→ **Objective**
Print the entries below verbatim, leaving out the pictures.

→ **Dataset records**
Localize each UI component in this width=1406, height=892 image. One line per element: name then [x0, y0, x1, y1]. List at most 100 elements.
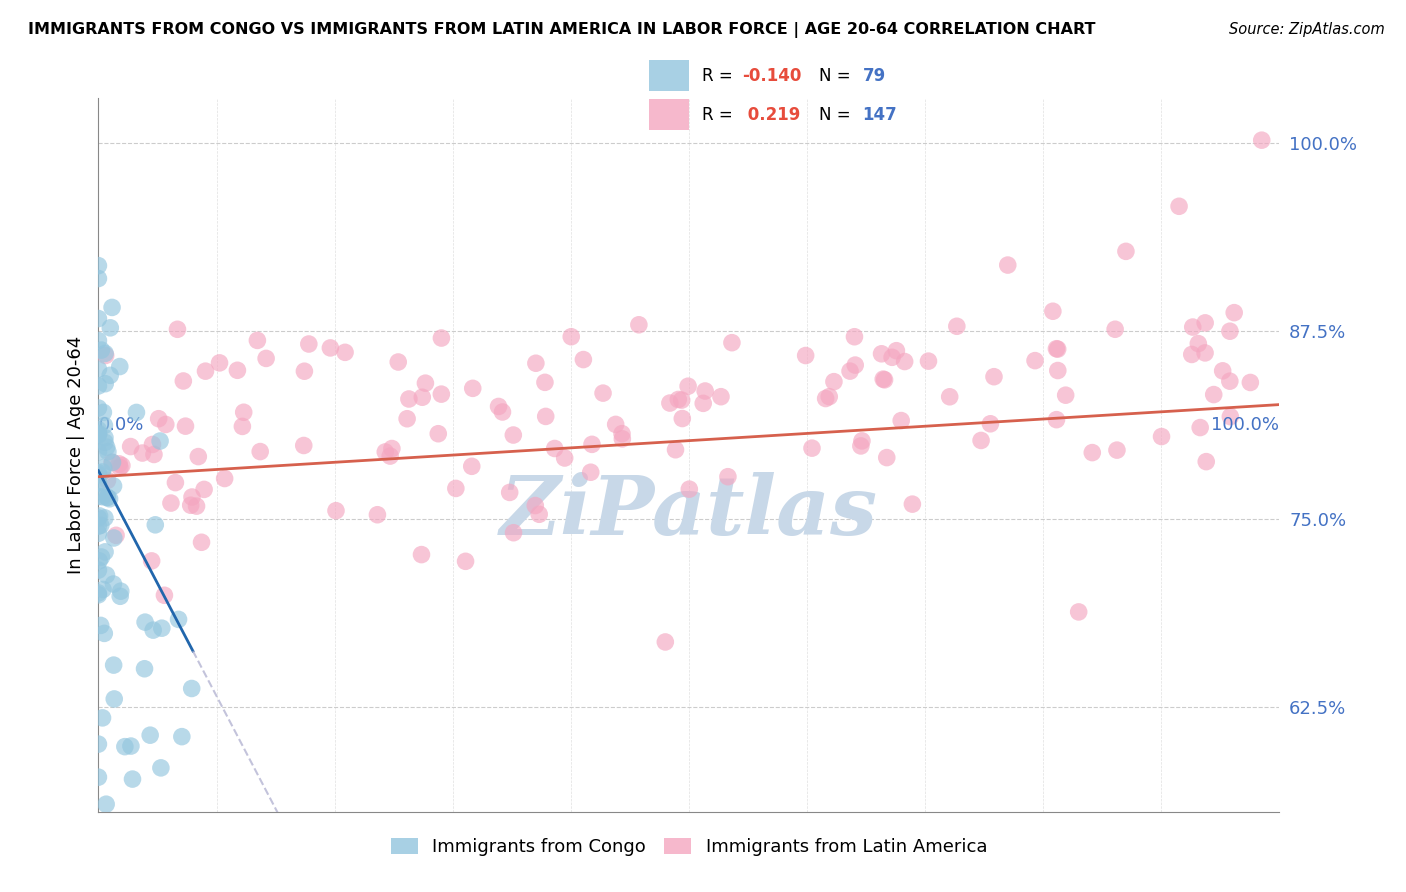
Point — [170, 730, 193, 744]
Point — [105, 528, 128, 542]
Point — [87, 467, 110, 482]
Point — [849, 439, 872, 453]
Point — [91, 490, 114, 504]
Point — [87, 379, 110, 393]
Point — [87, 770, 110, 784]
Text: -0.140: -0.140 — [742, 67, 801, 85]
Point — [411, 548, 433, 562]
Point — [654, 635, 676, 649]
Point — [232, 405, 254, 419]
Point — [880, 351, 903, 365]
Point — [108, 589, 131, 603]
Point — [97, 444, 120, 458]
Point — [93, 418, 115, 433]
Point — [298, 337, 321, 351]
Text: R =: R = — [702, 67, 738, 85]
Point — [502, 428, 524, 442]
Point — [1045, 342, 1067, 356]
Point — [193, 483, 215, 497]
Point — [87, 362, 110, 376]
Point — [801, 441, 824, 455]
Point — [721, 335, 744, 350]
Point — [666, 392, 689, 407]
Point — [94, 349, 117, 363]
Point — [378, 449, 401, 463]
Point — [87, 511, 110, 525]
Point — [488, 400, 510, 414]
Point — [166, 322, 188, 336]
Point — [1054, 388, 1077, 402]
Point — [876, 450, 898, 465]
Point — [89, 554, 111, 568]
Point — [676, 379, 699, 393]
Point — [87, 401, 110, 415]
Point — [717, 469, 740, 483]
Point — [1042, 304, 1064, 318]
Point — [87, 259, 110, 273]
Point — [90, 518, 112, 533]
Point — [89, 508, 111, 523]
Point — [93, 460, 115, 475]
Point — [108, 359, 131, 374]
Point — [1219, 409, 1241, 424]
Point — [153, 588, 176, 602]
Point — [90, 549, 112, 564]
Point — [444, 482, 467, 496]
Point — [87, 475, 110, 490]
Point — [396, 411, 419, 425]
Point — [103, 531, 125, 545]
Point — [1202, 387, 1225, 401]
Point — [94, 435, 117, 450]
Point — [90, 343, 112, 357]
Point — [96, 797, 118, 812]
Point — [120, 440, 142, 454]
Point — [901, 497, 924, 511]
Bar — [650, 99, 689, 130]
Point — [1115, 244, 1137, 259]
Point — [946, 319, 969, 334]
Point — [134, 662, 156, 676]
Point — [381, 442, 404, 456]
Point — [870, 347, 893, 361]
Point — [87, 563, 110, 577]
Point — [1104, 322, 1126, 336]
Point — [94, 376, 117, 391]
Point — [94, 511, 117, 525]
Point — [87, 334, 110, 348]
Point — [844, 358, 866, 372]
Point — [101, 455, 124, 469]
Text: 0.0%: 0.0% — [98, 416, 143, 434]
Point — [499, 485, 522, 500]
Point — [581, 437, 603, 451]
Point — [87, 526, 110, 541]
Point — [1067, 605, 1090, 619]
Text: ZiPatlas: ZiPatlas — [501, 472, 877, 552]
Point — [1045, 412, 1067, 426]
Point — [612, 432, 634, 446]
Point — [98, 368, 121, 383]
Point — [103, 658, 125, 673]
Point — [430, 387, 453, 401]
Point — [1150, 429, 1173, 443]
Point — [103, 577, 125, 591]
Point — [398, 392, 420, 406]
Point — [1212, 364, 1234, 378]
Point — [143, 447, 166, 461]
Point — [1024, 353, 1046, 368]
Text: 0.219: 0.219 — [742, 105, 800, 123]
Point — [695, 384, 717, 398]
Point — [1105, 443, 1128, 458]
Point — [174, 419, 197, 434]
Point — [592, 386, 614, 401]
Point — [167, 612, 190, 626]
Point — [98, 491, 121, 506]
Point — [254, 351, 277, 366]
Text: 100.0%: 100.0% — [1212, 416, 1279, 434]
Point — [839, 364, 862, 378]
Point — [1250, 133, 1272, 147]
Point — [190, 535, 212, 549]
Point — [150, 621, 173, 635]
Point — [143, 517, 166, 532]
Point — [294, 364, 316, 378]
Point — [108, 457, 131, 471]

→ **Task response**
Localize each UI component in this width=1406, height=892 image. One line per element: name then [x0, y0, x1, y1]. List at most 100 elements.
Point — [170, 730, 193, 744]
Point — [105, 528, 128, 542]
Point — [87, 467, 110, 482]
Point — [849, 439, 872, 453]
Point — [91, 490, 114, 504]
Point — [87, 379, 110, 393]
Point — [87, 770, 110, 784]
Text: -0.140: -0.140 — [742, 67, 801, 85]
Point — [411, 548, 433, 562]
Point — [654, 635, 676, 649]
Point — [232, 405, 254, 419]
Point — [880, 351, 903, 365]
Point — [108, 589, 131, 603]
Point — [97, 444, 120, 458]
Point — [93, 418, 115, 433]
Point — [298, 337, 321, 351]
Text: R =: R = — [702, 67, 738, 85]
Point — [502, 428, 524, 442]
Point — [1045, 342, 1067, 356]
Point — [193, 483, 215, 497]
Point — [87, 362, 110, 376]
Point — [801, 441, 824, 455]
Point — [721, 335, 744, 350]
Point — [666, 392, 689, 407]
Point — [94, 349, 117, 363]
Point — [378, 449, 401, 463]
Point — [87, 511, 110, 525]
Point — [488, 400, 510, 414]
Point — [166, 322, 188, 336]
Point — [1054, 388, 1077, 402]
Point — [876, 450, 898, 465]
Point — [89, 554, 111, 568]
Point — [676, 379, 699, 393]
Point — [87, 401, 110, 415]
Point — [717, 469, 740, 483]
Point — [1042, 304, 1064, 318]
Point — [87, 259, 110, 273]
Point — [90, 518, 112, 533]
Point — [89, 508, 111, 523]
Point — [93, 460, 115, 475]
Point — [108, 359, 131, 374]
Point — [1219, 409, 1241, 424]
Point — [153, 588, 176, 602]
Point — [90, 549, 112, 564]
Point — [444, 482, 467, 496]
Point — [87, 475, 110, 490]
Point — [396, 411, 419, 425]
Point — [103, 531, 125, 545]
Point — [1202, 387, 1225, 401]
Point — [94, 435, 117, 450]
Point — [90, 343, 112, 357]
Point — [96, 797, 118, 812]
Point — [120, 440, 142, 454]
Point — [901, 497, 924, 511]
Bar — [650, 99, 689, 130]
Point — [1115, 244, 1137, 259]
Point — [946, 319, 969, 334]
Point — [134, 662, 156, 676]
Point — [381, 442, 404, 456]
Point — [870, 347, 893, 361]
Point — [87, 563, 110, 577]
Point — [1104, 322, 1126, 336]
Point — [94, 376, 117, 391]
Point — [94, 511, 117, 525]
Point — [87, 334, 110, 348]
Point — [844, 358, 866, 372]
Point — [101, 455, 124, 469]
Text: 0.0%: 0.0% — [98, 416, 143, 434]
Point — [499, 485, 522, 500]
Point — [581, 437, 603, 451]
Point — [87, 526, 110, 541]
Point — [1067, 605, 1090, 619]
Text: ZiPatlas: ZiPatlas — [501, 472, 877, 552]
Point — [1045, 412, 1067, 426]
Point — [612, 432, 634, 446]
Point — [98, 368, 121, 383]
Point — [103, 658, 125, 673]
Point — [430, 387, 453, 401]
Point — [1150, 429, 1173, 443]
Point — [103, 577, 125, 591]
Point — [398, 392, 420, 406]
Point — [1212, 364, 1234, 378]
Point — [143, 447, 166, 461]
Point — [1024, 353, 1046, 368]
Text: 0.219: 0.219 — [742, 105, 800, 123]
Point — [695, 384, 717, 398]
Point — [1105, 443, 1128, 458]
Point — [174, 419, 197, 434]
Point — [592, 386, 614, 401]
Point — [167, 612, 190, 626]
Point — [98, 491, 121, 506]
Point — [254, 351, 277, 366]
Text: 100.0%: 100.0% — [1212, 416, 1279, 434]
Point — [839, 364, 862, 378]
Point — [1250, 133, 1272, 147]
Point — [190, 535, 212, 549]
Point — [150, 621, 173, 635]
Point — [143, 517, 166, 532]
Point — [294, 364, 316, 378]
Point — [108, 457, 131, 471]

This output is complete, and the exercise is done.